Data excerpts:
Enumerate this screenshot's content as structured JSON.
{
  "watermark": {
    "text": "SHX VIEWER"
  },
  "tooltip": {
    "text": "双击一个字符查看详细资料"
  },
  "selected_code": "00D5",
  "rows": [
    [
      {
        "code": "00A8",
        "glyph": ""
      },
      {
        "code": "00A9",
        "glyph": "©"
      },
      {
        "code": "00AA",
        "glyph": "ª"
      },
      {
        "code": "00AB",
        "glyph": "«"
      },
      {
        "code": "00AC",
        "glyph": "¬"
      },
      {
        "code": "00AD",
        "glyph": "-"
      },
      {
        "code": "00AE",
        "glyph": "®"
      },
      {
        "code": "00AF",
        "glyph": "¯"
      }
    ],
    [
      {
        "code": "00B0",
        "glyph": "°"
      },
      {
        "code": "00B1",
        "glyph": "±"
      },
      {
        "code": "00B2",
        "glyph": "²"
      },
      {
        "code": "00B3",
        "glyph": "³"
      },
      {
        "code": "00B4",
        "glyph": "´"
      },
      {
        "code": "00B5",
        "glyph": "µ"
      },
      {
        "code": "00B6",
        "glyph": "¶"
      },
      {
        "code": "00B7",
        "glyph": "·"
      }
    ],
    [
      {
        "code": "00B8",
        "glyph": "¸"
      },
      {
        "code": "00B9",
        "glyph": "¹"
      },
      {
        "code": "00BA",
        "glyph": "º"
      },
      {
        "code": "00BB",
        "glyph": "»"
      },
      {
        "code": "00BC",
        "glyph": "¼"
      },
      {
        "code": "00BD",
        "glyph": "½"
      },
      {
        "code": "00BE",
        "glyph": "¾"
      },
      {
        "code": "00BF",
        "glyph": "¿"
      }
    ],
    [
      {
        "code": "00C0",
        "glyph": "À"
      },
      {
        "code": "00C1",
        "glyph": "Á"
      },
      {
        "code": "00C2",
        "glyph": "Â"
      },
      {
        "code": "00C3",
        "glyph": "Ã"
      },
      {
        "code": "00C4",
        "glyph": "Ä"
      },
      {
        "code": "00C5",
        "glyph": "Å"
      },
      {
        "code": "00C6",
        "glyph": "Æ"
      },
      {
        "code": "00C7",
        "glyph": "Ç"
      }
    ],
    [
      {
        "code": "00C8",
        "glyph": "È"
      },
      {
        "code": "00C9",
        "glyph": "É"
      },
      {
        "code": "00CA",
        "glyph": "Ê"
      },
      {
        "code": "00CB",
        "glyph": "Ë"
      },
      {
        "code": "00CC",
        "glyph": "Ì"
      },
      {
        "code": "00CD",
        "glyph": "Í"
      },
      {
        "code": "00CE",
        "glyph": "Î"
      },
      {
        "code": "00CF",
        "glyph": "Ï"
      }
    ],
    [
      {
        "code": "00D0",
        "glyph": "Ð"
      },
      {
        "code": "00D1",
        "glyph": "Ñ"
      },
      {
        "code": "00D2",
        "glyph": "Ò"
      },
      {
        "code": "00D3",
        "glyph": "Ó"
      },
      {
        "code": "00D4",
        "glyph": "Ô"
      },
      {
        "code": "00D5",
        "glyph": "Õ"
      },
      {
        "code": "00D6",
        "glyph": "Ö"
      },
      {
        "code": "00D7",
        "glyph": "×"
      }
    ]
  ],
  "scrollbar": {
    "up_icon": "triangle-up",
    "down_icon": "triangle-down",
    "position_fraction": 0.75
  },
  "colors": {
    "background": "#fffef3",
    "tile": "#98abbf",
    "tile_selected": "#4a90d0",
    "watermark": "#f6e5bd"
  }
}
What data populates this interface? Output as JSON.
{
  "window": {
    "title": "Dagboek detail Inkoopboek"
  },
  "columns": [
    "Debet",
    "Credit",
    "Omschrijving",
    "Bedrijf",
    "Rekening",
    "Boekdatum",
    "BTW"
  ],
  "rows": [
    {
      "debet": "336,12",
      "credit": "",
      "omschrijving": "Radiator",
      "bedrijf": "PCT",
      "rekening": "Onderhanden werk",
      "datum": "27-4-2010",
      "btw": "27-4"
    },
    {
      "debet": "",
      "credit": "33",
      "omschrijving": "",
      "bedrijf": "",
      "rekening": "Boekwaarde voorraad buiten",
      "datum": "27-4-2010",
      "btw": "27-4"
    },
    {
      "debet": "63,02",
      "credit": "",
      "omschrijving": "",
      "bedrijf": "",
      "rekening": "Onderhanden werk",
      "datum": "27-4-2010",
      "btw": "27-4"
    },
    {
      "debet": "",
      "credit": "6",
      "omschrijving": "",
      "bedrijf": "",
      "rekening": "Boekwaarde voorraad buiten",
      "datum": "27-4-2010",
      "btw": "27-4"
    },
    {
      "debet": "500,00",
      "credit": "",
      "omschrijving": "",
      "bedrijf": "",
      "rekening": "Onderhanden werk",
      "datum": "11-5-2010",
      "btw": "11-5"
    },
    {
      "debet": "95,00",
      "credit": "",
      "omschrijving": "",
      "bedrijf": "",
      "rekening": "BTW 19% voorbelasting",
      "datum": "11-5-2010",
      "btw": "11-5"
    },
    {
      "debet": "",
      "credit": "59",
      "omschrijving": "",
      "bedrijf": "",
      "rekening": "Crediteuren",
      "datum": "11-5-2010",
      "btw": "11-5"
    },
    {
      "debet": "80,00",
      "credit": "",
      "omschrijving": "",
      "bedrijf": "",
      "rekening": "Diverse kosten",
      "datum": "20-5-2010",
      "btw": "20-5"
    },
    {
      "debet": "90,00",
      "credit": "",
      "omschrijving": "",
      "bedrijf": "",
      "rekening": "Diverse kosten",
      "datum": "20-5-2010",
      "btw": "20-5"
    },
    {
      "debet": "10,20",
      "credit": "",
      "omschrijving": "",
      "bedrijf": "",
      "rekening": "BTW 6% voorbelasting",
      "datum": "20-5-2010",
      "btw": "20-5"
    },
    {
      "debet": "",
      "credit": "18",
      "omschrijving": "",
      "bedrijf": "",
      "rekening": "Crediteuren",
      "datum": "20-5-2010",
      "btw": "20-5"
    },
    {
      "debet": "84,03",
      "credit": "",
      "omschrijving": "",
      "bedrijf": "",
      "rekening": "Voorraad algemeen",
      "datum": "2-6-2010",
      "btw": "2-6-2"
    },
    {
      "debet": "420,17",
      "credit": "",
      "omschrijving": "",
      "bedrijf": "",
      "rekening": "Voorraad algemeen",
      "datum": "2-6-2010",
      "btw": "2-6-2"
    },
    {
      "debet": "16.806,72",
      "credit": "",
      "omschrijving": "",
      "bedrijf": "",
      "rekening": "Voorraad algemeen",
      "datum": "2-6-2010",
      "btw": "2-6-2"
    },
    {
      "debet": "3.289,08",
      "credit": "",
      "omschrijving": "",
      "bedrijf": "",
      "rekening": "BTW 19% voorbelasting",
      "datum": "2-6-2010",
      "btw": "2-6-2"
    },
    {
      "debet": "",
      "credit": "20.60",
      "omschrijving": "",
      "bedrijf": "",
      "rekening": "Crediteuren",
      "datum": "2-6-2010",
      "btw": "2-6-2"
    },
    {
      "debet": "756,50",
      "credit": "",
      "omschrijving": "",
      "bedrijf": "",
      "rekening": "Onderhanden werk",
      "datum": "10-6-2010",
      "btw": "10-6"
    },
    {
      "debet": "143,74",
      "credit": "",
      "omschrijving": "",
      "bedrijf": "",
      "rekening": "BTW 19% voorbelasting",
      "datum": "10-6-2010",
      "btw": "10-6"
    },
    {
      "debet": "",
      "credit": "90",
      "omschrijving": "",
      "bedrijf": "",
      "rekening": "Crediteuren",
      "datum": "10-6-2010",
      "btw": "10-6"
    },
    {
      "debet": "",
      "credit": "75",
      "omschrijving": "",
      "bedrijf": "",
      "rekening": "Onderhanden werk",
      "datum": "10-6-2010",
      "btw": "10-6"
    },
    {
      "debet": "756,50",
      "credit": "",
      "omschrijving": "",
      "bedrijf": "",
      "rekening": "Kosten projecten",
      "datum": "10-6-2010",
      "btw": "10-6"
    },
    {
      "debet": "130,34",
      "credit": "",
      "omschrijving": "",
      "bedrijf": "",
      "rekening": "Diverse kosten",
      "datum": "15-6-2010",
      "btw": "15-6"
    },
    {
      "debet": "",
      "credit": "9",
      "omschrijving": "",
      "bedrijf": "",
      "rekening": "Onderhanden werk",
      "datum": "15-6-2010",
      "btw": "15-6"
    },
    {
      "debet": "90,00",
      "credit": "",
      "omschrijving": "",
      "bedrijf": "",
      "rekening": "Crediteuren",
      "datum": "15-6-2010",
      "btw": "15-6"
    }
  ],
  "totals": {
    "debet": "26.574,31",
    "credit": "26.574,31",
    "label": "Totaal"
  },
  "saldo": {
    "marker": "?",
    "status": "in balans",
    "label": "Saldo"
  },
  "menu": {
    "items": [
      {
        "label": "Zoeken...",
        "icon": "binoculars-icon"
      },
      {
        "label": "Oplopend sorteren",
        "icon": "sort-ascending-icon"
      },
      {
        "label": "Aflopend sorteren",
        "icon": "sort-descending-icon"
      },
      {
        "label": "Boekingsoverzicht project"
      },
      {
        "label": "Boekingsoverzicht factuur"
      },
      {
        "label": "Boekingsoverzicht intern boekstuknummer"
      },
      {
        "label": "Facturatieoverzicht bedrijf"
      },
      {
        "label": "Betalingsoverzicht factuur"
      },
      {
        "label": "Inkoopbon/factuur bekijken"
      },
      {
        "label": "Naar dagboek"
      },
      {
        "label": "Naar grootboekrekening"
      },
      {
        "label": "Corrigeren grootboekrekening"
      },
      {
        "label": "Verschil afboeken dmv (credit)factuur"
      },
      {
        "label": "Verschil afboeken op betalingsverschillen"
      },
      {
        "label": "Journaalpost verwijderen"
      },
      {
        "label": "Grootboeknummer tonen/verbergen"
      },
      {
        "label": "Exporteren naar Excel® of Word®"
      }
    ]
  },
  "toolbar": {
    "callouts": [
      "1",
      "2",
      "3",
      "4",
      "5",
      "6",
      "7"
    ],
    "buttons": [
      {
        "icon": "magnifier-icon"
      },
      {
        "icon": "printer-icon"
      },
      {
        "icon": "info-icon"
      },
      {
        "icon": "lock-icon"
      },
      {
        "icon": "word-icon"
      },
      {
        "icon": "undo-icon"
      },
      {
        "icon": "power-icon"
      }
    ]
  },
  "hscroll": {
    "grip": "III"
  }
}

WORK TO COMPLETE:
Show the lines where the word "this" appears in the entries.

FULL OUTPUT:
Enumerate this screenshot's content as structured JSON.
What data populates this interface? Output as JSON.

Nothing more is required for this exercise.